• _CONSIGNES_
• a. D'après le texte sur le récit de la seconde chance, quelle forme l'histoire a-t-elle prise lorsqu'elle s'est écrite d'elle-même ?
• b. Prolongez le texte sur le récit de la seconde chance à partir de sa dernière phrase.

• _TEXTE SOURCE_
*****

Elle se donna alors dans le plus doux des abandons. D’un amour envoutant. Absolu. Par quelle folie avais-je pu l’oublier ? Ses caresses m’emportèrent vers une autre folie, de celles qui vous font aimer vivre intensément.
Je me sens touchée , je sors de ce récit ébranlée, émue…
Merci Marie. Ton retour me touche à mon tour.
Oui, c’est un récit qui me touche aussi et dont je ne peux pas trop parler, un récit de la seconde chance, d’une possible renaissance ….
Cela faisait un moment que je voulais exprimer en une seule histoire toutes les phases des états amoureux par lesquels on passe quand on commence à aimer un homme ou une femme. J’avais à cœur de parler de l’émoi, de l’attraction irrésistible, de la douceur et de la douleur qu’elle engendre, je voulais exprimer alors les doutes qui déstabilisent, la prise de conscience de ne plus être tout à fait libre alors que nait le besoin irrépressible de l’autre, la sensation de manque au fur et à mesure que le sentiment prend chair, la torture de ne pas savoir si l’autre aime ou non, le caractère envahissant de ce besoin d’être aimé en retour, qui peut écraser ou transporter selon son issue… Pour autant, je voulais que ce soit une histoire douce. Puis, un jour, mon histoire s’est écrite d’elle-même et ce que je portais en moi a pris la forme d’une renaissance à soi, à l’autre, à la vie. J’avais trouvé.

*****

• _DONNÉES FOURNIES_
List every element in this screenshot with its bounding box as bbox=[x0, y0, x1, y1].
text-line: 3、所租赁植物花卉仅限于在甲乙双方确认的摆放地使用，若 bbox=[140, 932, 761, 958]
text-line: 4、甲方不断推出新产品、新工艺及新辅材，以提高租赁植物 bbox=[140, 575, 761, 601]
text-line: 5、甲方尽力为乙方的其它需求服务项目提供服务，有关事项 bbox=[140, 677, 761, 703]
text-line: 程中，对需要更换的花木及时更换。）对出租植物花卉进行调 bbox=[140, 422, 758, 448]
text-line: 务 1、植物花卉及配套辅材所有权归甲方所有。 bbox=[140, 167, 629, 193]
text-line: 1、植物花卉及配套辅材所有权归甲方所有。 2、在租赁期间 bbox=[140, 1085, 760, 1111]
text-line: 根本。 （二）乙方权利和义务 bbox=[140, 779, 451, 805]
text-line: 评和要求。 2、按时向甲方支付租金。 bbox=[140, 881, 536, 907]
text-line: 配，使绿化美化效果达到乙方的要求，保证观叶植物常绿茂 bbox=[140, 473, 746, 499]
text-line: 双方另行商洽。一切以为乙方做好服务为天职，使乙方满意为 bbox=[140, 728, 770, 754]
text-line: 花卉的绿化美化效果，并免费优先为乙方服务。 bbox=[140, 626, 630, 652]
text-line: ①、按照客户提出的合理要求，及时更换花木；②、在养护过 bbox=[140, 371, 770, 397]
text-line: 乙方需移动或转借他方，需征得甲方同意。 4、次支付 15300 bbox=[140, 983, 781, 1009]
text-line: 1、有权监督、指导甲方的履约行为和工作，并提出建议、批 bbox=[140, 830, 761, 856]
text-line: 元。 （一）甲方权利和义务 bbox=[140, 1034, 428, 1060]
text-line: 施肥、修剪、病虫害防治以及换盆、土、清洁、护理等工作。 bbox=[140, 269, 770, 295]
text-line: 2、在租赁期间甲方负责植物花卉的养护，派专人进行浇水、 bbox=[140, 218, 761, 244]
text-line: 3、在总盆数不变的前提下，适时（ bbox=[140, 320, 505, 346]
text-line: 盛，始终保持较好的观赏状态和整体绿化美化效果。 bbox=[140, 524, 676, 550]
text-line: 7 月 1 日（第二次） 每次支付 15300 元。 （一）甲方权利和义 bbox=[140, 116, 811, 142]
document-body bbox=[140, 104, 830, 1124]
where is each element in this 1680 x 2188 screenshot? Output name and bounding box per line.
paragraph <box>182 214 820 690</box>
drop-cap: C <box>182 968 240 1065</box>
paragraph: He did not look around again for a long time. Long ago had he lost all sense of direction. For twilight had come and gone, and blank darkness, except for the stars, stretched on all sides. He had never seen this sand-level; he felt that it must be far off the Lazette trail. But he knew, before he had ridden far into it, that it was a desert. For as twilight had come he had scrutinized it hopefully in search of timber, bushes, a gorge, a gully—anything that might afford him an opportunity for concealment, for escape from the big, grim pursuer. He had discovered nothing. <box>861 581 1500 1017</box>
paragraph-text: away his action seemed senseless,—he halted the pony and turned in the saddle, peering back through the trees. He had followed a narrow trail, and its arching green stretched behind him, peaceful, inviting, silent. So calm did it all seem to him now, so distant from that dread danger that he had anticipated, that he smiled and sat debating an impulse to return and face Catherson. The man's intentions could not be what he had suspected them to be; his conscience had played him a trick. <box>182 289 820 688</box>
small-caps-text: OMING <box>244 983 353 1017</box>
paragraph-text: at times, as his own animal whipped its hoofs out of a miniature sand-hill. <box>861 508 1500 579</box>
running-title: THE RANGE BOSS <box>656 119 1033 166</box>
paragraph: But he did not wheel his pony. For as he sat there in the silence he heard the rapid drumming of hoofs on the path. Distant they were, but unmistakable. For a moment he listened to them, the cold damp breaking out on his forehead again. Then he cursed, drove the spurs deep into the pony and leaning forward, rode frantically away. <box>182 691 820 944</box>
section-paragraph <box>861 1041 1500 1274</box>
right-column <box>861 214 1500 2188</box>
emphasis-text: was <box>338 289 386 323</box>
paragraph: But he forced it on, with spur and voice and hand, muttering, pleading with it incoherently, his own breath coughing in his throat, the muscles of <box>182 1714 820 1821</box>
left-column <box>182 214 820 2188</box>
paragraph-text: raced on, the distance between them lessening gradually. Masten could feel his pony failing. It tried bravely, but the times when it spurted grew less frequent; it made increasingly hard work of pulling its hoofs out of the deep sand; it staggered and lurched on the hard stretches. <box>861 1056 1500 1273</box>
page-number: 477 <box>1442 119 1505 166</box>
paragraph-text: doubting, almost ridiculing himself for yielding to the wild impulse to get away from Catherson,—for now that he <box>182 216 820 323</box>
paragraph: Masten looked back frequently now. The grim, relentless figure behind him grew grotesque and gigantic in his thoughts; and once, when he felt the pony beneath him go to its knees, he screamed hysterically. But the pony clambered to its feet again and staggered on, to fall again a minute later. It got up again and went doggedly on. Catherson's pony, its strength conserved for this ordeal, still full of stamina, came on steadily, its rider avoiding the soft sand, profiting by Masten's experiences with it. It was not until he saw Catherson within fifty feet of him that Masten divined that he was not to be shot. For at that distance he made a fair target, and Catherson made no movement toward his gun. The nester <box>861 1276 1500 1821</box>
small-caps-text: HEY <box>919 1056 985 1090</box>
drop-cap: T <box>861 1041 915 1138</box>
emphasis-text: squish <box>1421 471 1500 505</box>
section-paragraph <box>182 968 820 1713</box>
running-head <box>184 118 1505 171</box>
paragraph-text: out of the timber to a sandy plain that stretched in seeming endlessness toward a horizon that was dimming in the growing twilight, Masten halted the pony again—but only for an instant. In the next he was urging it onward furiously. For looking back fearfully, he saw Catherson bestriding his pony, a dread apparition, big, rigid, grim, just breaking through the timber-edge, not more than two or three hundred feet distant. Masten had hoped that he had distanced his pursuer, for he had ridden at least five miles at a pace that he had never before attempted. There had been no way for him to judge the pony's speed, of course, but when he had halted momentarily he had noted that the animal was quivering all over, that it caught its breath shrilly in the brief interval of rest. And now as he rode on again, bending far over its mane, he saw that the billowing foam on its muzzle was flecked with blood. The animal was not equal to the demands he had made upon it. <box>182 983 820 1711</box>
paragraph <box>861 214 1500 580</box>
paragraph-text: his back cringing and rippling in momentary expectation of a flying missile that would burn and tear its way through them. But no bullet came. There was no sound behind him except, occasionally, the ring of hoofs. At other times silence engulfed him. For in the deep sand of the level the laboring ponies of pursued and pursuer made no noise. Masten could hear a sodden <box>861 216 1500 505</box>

*****

• _RÉPONSES_
• a. Celle d'une renaissance à soi, à l'autre, à la vie.

• b.
Après avoir lu ce texte merveilleux on sort transformé tellement c realistic, pragmatique,collant à la réalité et bien plus encore.Bravo.
Que de compliments! Je suis touchée. Merci, merci.
Ce ne sont pas des compliments c’est la réalité.Quand j’ai lu le texte les éléments du puzzle se sont imbriqués progessivement et au final la chute qui n’est pas une chute usuelle m’a ébloui:un tableau sublissime.Tout mon etre a réagi avec un cri unanime: éblouissant et ceci est sans façon. C ‘est la première fois que je lis un texte ou l’écrivain ( le nouvelliste) réussit à exprimer les sentiments d’un amnésique de la sorte :fortissimo!
Euh… ça ne se voit pas à l’écran mais, là… j’en rougis. Je suis très heureuse que ça vous ait plu.
Non seulement ça m’a plu mais à mon avis meme un bloc de roche s’effriterait et formerait un effet boule de neige renversant et une avalanche de sentiments qui donneront, à l’homme ou la femme qui aime ou n’aime plus, un effort de distanciation pour analyser ce capital amour et ne pas le laisser s’épancher sur des pentes inconnues.